Exercise prompt. Type out the material below exactly.
>> START Dataset rows
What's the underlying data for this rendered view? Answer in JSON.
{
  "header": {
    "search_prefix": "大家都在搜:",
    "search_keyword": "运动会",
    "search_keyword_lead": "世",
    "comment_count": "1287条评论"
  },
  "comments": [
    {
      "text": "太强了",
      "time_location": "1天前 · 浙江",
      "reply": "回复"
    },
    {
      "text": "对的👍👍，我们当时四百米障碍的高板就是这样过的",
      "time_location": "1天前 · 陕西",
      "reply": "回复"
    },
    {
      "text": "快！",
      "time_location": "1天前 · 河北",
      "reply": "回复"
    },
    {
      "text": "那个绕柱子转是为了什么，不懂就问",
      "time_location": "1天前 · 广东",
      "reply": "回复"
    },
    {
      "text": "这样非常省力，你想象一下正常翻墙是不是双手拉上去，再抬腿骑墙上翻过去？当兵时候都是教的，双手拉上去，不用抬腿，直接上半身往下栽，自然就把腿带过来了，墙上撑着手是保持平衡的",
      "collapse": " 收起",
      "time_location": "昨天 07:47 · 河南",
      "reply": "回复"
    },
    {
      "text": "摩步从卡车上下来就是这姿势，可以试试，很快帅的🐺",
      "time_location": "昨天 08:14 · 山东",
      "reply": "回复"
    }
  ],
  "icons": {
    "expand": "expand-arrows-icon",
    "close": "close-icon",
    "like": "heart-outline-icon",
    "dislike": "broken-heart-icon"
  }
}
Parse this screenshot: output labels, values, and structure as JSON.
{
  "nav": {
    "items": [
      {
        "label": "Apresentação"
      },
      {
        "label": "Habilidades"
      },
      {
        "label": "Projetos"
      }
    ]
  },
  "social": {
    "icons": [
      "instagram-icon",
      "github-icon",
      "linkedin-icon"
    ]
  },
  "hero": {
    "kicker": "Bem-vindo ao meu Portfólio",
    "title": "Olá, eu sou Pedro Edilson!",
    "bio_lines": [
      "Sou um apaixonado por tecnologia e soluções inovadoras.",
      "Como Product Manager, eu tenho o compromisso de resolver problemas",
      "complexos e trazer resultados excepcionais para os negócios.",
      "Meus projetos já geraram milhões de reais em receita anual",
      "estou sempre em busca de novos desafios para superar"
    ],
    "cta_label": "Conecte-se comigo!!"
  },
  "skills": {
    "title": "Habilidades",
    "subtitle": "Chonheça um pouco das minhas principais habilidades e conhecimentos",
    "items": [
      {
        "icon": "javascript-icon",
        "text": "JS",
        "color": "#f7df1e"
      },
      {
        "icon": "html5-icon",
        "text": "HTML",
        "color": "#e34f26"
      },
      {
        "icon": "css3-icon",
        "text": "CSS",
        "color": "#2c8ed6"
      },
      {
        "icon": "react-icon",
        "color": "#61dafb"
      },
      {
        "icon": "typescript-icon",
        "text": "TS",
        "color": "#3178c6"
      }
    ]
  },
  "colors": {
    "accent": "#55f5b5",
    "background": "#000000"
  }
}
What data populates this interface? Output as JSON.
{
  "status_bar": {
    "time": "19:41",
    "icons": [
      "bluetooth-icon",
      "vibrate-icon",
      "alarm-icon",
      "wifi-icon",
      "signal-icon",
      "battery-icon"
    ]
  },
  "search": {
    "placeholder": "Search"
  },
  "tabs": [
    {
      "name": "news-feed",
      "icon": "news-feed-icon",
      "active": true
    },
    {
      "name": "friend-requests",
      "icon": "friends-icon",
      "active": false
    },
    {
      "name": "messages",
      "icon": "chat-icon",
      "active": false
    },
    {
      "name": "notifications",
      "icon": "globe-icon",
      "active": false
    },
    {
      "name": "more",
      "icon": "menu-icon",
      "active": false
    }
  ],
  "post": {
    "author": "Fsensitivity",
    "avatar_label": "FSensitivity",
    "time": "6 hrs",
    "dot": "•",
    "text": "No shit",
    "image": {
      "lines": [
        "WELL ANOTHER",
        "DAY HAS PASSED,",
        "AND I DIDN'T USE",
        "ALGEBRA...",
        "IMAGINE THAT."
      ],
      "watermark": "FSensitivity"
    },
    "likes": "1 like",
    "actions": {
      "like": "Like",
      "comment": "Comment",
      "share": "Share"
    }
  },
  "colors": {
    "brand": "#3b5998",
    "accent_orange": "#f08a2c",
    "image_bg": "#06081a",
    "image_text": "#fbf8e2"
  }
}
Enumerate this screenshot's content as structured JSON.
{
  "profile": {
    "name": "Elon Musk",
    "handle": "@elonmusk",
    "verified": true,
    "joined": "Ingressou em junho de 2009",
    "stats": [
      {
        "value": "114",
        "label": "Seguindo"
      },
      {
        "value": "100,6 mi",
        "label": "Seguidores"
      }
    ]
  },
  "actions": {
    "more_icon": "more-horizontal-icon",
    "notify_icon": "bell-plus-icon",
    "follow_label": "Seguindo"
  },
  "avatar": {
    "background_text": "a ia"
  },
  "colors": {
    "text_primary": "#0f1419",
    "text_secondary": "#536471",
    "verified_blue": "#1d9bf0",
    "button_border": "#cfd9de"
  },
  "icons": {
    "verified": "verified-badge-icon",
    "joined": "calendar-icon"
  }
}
>> END Dataset rows
Problem solution.
What's the underlying data for this rendered view? Answer in JSON.
{
  "header": {
    "search_prefix": "大家都在搜:",
    "search_keyword": "运动会",
    "search_keyword_lead": "世",
    "comment_count": "1287条评论"
  },
  "comments": [
    {
      "text": "太强了",
      "time_location": "1天前 · 浙江",
      "reply": "回复"
    },
    {
      "text": "对的👍👍，我们当时四百米障碍的高板就是这样过的",
      "time_location": "1天前 · 陕西",
      "reply": "回复"
    },
    {
      "text": "快！",
      "time_location": "1天前 · 河北",
      "reply": "回复"
    },
    {
      "text": "那个绕柱子转是为了什么，不懂就问",
      "time_location": "1天前 · 广东",
      "reply": "回复"
    },
    {
      "text": "这样非常省力，你想象一下正常翻墙是不是双手拉上去，再抬腿骑墙上翻过去？当兵时候都是教的，双手拉上去，不用抬腿，直接上半身往下栽，自然就把腿带过来了，墙上撑着手是保持平衡的",
      "collapse": " 收起",
      "time_location": "昨天 07:47 · 河南",
      "reply": "回复"
    },
    {
      "text": "摩步从卡车上下来就是这姿势，可以试试，很快帅的🐺",
      "time_location": "昨天 08:14 · 山东",
      "reply": "回复"
    }
  ],
  "icons": {
    "expand": "expand-arrows-icon",
    "close": "close-icon",
    "like": "heart-outline-icon",
    "dislike": "broken-heart-icon"
  }
}
Parse this screenshot: output labels, values, and structure as JSON.
{
  "nav": {
    "items": [
      {
        "label": "Apresentação"
      },
      {
        "label": "Habilidades"
      },
      {
        "label": "Projetos"
      }
    ]
  },
  "social": {
    "icons": [
      "instagram-icon",
      "github-icon",
      "linkedin-icon"
    ]
  },
  "hero": {
    "kicker": "Bem-vindo ao meu Portfólio",
    "title": "Olá, eu sou Pedro Edilson!",
    "bio_lines": [
      "Sou um apaixonado por tecnologia e soluções inovadoras.",
      "Como Product Manager, eu tenho o compromisso de resolver problemas",
      "complexos e trazer resultados excepcionais para os negócios.",
      "Meus projetos já geraram milhões de reais em receita anual",
      "estou sempre em busca de novos desafios para superar"
    ],
    "cta_label": "Conecte-se comigo!!"
  },
  "skills": {
    "title": "Habilidades",
    "subtitle": "Chonheça um pouco das minhas principais habilidades e conhecimentos",
    "items": [
      {
        "icon": "javascript-icon",
        "text": "JS",
        "color": "#f7df1e"
      },
      {
        "icon": "html5-icon",
        "text": "HTML",
        "color": "#e34f26"
      },
      {
        "icon": "css3-icon",
        "text": "CSS",
        "color": "#2c8ed6"
      },
      {
        "icon": "react-icon",
        "color": "#61dafb"
      },
      {
        "icon": "typescript-icon",
        "text": "TS",
        "color": "#3178c6"
      }
    ]
  },
  "colors": {
    "accent": "#55f5b5",
    "background": "#000000"
  }
}
What data populates this interface? Output as JSON.
{
  "status_bar": {
    "time": "19:41",
    "icons": [
      "bluetooth-icon",
      "vibrate-icon",
      "alarm-icon",
      "wifi-icon",
      "signal-icon",
      "battery-icon"
    ]
  },
  "search": {
    "placeholder": "Search"
  },
  "tabs": [
    {
      "name": "news-feed",
      "icon": "news-feed-icon",
      "active": true
    },
    {
      "name": "friend-requests",
      "icon": "friends-icon",
      "active": false
    },
    {
      "name": "messages",
      "icon": "chat-icon",
      "active": false
    },
    {
      "name": "notifications",
      "icon": "globe-icon",
      "active": false
    },
    {
      "name": "more",
      "icon": "menu-icon",
      "active": false
    }
  ],
  "post": {
    "author": "Fsensitivity",
    "avatar_label": "FSensitivity",
    "time": "6 hrs",
    "dot": "•",
    "text": "No shit",
    "image": {
      "lines": [
        "WELL ANOTHER",
        "DAY HAS PASSED,",
        "AND I DIDN'T USE",
        "ALGEBRA...",
        "IMAGINE THAT."
      ],
      "watermark": "FSensitivity"
    },
    "likes": "1 like",
    "actions": {
      "like": "Like",
      "comment": "Comment",
      "share": "Share"
    }
  },
  "colors": {
    "brand": "#3b5998",
    "accent_orange": "#f08a2c",
    "image_bg": "#06081a",
    "image_text": "#fbf8e2"
  }
}
Enumerate this screenshot's content as structured JSON.
{
  "profile": {
    "name": "Elon Musk",
    "handle": "@elonmusk",
    "verified": true,
    "joined": "Ingressou em junho de 2009",
    "stats": [
      {
        "value": "114",
        "label": "Seguindo"
      },
      {
        "value": "100,6 mi",
        "label": "Seguidores"
      }
    ]
  },
  "actions": {
    "more_icon": "more-horizontal-icon",
    "notify_icon": "bell-plus-icon",
    "follow_label": "Seguindo"
  },
  "avatar": {
    "background_text": "a ia"
  },
  "colors": {
    "text_primary": "#0f1419",
    "text_secondary": "#536471",
    "verified_blue": "#1d9bf0",
    "button_border": "#cfd9de"
  },
  "icons": {
    "verified": "verified-badge-icon",
    "joined": "calendar-icon"
  }
}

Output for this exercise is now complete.